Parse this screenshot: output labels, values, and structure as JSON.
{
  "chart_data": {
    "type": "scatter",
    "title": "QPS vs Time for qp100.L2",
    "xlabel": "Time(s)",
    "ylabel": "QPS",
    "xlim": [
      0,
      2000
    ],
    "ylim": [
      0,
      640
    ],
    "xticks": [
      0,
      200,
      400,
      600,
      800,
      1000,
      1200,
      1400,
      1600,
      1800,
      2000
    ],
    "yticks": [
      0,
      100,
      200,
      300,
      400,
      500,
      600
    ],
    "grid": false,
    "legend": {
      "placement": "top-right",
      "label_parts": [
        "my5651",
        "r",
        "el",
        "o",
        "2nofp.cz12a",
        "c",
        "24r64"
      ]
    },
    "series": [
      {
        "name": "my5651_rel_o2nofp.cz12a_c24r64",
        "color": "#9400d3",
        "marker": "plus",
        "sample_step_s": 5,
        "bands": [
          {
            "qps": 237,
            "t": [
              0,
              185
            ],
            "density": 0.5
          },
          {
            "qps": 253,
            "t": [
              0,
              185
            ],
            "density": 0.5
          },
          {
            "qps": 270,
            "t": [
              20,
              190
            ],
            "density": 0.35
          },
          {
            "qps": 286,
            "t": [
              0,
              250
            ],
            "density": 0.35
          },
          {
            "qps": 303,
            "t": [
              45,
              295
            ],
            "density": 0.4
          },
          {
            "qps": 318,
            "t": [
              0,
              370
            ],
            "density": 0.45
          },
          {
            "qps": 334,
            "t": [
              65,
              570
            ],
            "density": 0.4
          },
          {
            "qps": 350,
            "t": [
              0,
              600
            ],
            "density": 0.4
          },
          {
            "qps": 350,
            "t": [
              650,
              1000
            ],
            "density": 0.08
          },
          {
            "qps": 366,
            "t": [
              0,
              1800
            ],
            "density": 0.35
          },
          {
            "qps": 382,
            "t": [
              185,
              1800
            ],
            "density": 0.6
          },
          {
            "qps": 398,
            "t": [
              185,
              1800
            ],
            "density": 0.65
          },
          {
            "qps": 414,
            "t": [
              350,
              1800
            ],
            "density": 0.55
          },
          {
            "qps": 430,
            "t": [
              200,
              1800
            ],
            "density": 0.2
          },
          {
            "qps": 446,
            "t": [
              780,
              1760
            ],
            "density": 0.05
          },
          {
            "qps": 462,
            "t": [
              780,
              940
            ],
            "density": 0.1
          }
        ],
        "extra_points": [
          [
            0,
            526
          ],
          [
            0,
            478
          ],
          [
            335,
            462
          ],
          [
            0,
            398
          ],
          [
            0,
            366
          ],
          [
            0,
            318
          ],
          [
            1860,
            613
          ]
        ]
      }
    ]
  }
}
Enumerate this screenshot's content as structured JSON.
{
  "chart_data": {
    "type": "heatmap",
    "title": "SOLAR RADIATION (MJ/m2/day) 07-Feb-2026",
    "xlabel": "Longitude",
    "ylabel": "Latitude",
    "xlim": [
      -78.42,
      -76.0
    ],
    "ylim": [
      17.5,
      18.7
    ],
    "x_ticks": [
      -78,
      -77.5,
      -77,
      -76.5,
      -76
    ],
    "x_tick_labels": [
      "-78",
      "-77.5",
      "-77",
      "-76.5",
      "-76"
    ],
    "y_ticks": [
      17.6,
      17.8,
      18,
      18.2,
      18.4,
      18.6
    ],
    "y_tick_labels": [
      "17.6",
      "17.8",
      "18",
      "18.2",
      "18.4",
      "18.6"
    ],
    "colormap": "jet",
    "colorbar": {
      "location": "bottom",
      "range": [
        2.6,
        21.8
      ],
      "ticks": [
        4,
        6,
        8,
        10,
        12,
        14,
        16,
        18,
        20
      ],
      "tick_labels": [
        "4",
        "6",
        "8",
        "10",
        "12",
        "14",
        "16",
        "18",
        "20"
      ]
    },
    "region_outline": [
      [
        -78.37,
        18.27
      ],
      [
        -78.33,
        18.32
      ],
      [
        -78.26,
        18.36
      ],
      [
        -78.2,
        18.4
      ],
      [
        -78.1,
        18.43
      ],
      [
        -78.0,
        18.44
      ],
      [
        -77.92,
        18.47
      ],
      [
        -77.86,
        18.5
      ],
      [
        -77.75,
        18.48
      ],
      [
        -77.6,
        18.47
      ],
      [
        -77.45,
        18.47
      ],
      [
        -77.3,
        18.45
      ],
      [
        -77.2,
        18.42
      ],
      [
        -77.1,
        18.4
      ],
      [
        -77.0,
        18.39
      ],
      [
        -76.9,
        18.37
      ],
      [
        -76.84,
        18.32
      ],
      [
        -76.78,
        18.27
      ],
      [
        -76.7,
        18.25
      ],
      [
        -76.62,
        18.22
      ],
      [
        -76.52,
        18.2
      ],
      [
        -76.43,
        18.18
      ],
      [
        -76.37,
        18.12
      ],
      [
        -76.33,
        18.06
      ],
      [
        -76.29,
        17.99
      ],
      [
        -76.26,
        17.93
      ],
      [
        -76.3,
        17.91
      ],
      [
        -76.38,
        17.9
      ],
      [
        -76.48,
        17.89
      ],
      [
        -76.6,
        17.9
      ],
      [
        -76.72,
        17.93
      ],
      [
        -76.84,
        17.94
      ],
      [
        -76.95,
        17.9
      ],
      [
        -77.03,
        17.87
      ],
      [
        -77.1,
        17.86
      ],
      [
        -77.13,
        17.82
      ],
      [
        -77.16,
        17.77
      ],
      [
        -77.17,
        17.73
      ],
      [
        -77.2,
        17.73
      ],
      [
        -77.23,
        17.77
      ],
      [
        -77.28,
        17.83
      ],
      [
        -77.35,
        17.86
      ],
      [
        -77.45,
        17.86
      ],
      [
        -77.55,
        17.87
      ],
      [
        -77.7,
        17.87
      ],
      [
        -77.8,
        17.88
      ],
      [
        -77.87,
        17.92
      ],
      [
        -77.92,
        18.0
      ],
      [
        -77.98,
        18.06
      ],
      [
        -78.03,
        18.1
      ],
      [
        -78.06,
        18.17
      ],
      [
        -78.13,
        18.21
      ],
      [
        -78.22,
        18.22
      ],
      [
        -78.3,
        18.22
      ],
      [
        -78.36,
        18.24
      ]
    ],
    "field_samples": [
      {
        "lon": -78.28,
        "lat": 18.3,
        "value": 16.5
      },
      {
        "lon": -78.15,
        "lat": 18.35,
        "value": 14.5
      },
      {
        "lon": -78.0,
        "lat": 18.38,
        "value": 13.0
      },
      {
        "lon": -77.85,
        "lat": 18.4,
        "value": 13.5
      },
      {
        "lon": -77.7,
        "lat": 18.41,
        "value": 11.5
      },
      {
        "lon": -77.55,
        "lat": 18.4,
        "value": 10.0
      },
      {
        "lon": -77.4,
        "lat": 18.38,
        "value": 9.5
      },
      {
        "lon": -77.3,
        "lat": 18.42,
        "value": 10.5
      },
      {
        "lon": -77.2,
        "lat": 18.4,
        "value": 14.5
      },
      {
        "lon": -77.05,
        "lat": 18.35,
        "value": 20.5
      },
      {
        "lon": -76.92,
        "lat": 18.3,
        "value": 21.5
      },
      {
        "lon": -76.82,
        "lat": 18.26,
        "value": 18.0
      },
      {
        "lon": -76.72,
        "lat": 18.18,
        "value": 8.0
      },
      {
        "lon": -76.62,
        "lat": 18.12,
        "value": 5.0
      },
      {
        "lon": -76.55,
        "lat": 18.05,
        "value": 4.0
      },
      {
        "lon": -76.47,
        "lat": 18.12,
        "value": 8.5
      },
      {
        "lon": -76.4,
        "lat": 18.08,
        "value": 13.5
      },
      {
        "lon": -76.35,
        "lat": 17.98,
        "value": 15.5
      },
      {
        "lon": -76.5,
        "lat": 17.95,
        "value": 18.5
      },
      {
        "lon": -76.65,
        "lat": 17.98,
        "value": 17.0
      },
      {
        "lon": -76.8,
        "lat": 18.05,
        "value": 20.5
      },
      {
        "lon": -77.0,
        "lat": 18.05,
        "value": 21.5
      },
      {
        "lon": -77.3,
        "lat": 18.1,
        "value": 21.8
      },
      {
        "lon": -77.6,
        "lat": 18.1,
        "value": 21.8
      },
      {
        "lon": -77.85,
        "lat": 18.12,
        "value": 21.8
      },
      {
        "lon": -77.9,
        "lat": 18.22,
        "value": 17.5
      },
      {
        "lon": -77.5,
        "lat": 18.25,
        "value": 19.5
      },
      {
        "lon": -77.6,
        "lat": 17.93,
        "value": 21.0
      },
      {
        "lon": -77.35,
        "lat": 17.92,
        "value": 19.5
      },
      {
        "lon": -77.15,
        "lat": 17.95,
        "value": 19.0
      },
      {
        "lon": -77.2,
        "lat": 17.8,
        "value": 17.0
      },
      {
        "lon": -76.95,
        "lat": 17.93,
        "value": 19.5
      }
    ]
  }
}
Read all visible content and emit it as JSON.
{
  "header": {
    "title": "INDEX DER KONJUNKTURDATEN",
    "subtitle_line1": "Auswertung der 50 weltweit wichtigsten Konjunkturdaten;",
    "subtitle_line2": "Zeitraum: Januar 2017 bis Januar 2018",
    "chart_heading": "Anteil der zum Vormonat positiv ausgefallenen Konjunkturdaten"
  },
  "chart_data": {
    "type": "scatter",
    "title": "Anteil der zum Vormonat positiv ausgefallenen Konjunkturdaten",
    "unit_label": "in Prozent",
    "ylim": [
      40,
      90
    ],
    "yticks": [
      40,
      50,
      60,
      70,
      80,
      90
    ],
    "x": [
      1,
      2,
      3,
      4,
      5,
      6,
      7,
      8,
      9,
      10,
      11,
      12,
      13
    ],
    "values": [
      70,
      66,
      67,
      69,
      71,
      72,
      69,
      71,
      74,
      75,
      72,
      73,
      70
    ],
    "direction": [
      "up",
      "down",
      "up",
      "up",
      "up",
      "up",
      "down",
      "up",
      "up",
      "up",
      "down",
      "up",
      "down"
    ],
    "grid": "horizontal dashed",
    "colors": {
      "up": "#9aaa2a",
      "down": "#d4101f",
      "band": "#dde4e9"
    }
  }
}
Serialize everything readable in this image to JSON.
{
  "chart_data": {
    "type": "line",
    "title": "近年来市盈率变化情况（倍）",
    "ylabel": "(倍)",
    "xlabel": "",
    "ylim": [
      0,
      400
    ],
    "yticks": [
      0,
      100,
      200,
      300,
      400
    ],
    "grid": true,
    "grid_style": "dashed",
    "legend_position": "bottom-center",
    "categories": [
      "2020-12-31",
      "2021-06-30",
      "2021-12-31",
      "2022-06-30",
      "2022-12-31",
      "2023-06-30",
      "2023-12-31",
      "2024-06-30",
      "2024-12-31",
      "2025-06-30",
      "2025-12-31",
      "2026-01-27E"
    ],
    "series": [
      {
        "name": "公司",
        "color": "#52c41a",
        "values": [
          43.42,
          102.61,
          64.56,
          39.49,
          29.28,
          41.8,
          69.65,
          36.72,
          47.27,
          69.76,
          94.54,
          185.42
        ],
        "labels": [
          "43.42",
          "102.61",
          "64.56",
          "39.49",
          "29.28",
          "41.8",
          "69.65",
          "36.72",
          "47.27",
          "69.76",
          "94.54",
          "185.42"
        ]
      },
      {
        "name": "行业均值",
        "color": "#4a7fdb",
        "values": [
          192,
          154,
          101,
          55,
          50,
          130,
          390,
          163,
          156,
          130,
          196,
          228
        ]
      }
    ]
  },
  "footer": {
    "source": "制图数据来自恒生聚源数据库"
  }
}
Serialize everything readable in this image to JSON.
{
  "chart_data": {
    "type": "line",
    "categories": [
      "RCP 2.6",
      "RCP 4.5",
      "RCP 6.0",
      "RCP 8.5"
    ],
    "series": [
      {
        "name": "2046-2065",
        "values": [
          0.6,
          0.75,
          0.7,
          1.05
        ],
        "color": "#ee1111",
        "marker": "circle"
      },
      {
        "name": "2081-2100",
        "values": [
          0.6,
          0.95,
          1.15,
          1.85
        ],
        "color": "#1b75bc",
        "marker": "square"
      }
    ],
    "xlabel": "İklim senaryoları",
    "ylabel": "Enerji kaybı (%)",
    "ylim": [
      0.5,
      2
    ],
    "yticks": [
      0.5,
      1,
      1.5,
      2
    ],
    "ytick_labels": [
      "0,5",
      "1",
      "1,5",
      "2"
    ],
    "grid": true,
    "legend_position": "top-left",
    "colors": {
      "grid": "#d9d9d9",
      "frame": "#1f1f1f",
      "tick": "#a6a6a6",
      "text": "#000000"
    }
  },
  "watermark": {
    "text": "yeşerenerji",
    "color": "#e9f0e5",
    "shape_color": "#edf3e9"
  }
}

========================================================================

Pull out all lines from the entries above that include the word "Anteil".

Result for this exercise:
    "chart_heading": "Anteil der zum Vormonat positiv ausgefallenen Konjunkturdaten"
    "title": "Anteil der zum Vormonat positiv ausgefallenen Konjunkturdaten",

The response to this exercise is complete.